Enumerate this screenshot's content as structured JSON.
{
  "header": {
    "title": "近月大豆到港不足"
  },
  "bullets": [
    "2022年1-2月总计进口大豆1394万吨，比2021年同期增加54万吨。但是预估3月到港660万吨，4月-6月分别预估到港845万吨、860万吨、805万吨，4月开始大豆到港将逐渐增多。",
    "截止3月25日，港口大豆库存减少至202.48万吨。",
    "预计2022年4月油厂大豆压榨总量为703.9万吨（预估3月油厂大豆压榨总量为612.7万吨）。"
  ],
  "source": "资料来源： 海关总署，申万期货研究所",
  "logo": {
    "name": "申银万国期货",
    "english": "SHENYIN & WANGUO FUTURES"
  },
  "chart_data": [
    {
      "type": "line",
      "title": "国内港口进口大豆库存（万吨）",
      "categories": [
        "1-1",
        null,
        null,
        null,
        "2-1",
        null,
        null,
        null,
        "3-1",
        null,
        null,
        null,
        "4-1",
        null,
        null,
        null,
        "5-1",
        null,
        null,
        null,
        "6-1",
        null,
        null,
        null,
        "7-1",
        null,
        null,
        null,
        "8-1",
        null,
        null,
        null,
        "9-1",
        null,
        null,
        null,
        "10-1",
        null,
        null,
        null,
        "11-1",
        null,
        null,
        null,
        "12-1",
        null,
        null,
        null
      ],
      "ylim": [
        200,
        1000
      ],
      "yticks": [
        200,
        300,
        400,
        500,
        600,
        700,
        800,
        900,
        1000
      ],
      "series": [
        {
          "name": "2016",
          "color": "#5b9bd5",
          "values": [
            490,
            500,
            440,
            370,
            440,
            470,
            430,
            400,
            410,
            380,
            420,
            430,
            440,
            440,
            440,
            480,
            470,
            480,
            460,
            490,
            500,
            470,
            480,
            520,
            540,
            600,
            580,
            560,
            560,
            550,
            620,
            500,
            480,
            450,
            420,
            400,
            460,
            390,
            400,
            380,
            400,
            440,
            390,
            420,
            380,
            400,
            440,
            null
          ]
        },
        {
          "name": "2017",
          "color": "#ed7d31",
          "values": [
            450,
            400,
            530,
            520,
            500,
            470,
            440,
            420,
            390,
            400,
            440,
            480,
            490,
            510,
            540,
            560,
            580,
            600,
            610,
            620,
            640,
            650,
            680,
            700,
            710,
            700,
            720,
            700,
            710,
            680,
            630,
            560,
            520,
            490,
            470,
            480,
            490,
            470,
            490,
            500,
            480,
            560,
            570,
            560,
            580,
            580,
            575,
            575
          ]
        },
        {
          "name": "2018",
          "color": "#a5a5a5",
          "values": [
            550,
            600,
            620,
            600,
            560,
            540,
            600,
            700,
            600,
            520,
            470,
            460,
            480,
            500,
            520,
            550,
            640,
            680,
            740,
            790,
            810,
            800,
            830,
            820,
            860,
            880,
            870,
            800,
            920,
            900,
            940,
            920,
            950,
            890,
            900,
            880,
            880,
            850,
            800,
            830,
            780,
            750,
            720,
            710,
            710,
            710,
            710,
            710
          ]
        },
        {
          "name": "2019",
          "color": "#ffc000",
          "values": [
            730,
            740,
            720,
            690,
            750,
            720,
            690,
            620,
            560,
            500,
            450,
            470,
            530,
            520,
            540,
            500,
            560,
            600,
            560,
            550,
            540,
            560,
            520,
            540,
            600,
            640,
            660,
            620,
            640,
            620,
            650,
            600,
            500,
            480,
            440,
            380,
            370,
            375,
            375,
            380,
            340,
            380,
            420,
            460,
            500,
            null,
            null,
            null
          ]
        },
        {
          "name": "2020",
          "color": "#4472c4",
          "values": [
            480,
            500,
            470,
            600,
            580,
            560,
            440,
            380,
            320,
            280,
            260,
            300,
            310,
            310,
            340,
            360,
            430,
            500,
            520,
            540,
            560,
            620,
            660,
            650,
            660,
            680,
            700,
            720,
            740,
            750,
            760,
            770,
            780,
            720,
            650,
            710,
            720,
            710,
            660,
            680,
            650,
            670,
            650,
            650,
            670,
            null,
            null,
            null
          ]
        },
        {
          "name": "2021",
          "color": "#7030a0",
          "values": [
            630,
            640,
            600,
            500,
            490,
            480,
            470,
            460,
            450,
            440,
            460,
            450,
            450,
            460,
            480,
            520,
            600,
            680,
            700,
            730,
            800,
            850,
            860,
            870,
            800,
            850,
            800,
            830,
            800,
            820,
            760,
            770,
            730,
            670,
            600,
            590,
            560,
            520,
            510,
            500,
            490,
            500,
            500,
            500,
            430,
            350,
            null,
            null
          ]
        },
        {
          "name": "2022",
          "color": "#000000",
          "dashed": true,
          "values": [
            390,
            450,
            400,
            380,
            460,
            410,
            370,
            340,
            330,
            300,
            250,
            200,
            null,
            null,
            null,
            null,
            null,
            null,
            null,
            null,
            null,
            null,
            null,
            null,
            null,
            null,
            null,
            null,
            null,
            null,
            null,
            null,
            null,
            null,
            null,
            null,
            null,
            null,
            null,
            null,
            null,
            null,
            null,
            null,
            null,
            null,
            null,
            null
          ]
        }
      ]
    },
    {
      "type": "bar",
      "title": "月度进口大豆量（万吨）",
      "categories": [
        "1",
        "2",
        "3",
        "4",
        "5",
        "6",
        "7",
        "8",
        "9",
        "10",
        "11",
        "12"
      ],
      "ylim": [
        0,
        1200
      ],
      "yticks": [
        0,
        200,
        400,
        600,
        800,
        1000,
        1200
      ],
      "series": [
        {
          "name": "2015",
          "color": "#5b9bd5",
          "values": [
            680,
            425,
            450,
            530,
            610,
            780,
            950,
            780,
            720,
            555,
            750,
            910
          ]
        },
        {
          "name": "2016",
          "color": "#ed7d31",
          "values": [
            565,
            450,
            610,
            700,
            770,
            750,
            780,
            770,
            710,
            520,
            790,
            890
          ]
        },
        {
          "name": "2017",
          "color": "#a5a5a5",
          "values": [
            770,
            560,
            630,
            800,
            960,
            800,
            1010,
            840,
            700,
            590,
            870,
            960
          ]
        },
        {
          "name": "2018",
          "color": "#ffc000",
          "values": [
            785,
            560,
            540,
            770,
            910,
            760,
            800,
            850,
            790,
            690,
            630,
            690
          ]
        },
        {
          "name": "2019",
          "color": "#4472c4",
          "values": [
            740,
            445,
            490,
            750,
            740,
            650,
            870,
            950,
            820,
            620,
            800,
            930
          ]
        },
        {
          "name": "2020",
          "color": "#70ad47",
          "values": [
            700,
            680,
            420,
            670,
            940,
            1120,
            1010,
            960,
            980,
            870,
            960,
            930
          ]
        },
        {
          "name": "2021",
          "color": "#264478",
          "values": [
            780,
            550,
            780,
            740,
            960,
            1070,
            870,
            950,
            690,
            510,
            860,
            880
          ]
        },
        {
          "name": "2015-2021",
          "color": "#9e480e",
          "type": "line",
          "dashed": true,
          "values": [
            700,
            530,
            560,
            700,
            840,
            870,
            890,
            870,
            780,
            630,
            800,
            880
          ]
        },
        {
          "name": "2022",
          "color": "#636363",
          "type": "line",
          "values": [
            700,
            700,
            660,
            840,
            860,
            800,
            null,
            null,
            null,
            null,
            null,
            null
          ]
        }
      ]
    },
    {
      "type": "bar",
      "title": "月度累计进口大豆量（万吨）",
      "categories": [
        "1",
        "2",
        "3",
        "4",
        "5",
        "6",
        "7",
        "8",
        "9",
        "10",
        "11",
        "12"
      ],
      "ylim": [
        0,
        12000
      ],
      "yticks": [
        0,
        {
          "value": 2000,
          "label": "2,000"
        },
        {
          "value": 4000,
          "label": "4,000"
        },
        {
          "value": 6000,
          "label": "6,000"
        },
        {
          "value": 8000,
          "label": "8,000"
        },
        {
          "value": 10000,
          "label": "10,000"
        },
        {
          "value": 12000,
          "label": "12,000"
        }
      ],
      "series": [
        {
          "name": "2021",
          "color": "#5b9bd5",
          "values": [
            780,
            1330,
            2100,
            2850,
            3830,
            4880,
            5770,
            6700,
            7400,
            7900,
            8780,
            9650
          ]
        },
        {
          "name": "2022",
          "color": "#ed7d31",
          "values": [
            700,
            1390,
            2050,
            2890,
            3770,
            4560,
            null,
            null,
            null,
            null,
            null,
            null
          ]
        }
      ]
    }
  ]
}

-*-

THE REQUEST:
Look for "label" and pull out every line that has it.

SOLUTION TO THE PROBLEM:
          "label": "2,000"
          "label": "4,000"
          "label": "6,000"
          "label": "8,000"
          "label": "10,000"
          "label": "12,000"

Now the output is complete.